Figure collection entries
....

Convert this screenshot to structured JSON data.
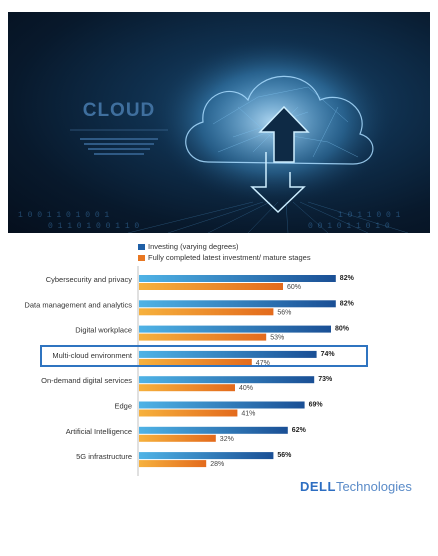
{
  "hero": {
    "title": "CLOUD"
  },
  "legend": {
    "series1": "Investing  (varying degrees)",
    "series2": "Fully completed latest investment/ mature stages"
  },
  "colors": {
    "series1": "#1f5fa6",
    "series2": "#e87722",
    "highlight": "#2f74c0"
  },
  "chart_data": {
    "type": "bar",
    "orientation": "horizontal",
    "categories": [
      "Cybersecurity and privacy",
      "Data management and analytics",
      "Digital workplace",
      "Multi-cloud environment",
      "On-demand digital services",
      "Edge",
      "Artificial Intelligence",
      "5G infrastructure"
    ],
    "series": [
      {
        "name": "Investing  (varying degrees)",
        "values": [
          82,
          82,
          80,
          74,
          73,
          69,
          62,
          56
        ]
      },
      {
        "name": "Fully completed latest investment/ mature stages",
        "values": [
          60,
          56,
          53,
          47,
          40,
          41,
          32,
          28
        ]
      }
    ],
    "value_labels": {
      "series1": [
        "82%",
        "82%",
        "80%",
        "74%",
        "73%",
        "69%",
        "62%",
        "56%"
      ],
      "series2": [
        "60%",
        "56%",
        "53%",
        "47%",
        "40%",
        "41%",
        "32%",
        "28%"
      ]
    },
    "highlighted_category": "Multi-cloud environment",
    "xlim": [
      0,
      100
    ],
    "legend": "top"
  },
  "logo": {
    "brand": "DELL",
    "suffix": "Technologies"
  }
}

....

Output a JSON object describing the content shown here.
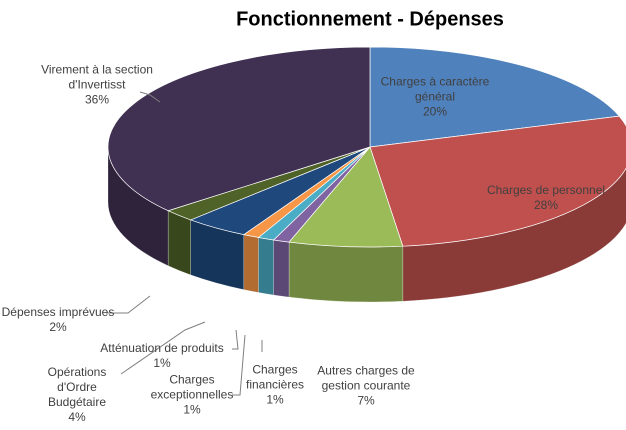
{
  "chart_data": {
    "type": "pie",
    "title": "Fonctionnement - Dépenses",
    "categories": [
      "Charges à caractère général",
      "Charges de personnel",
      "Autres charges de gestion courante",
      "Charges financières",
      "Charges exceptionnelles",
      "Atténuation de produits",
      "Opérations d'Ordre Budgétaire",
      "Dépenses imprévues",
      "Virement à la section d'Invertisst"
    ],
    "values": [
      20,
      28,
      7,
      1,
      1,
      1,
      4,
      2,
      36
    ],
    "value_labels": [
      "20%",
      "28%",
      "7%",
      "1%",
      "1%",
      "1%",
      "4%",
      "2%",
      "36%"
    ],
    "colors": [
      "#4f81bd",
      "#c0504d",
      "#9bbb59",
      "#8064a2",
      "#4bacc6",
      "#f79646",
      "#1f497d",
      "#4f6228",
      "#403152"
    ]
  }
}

....

The exercise: For the listing above, identify each line bearing "mature".

Task result:
    "series2": "Fully completed latest investment/ mature stages"
        "name": "Fully completed latest investment/ mature stages",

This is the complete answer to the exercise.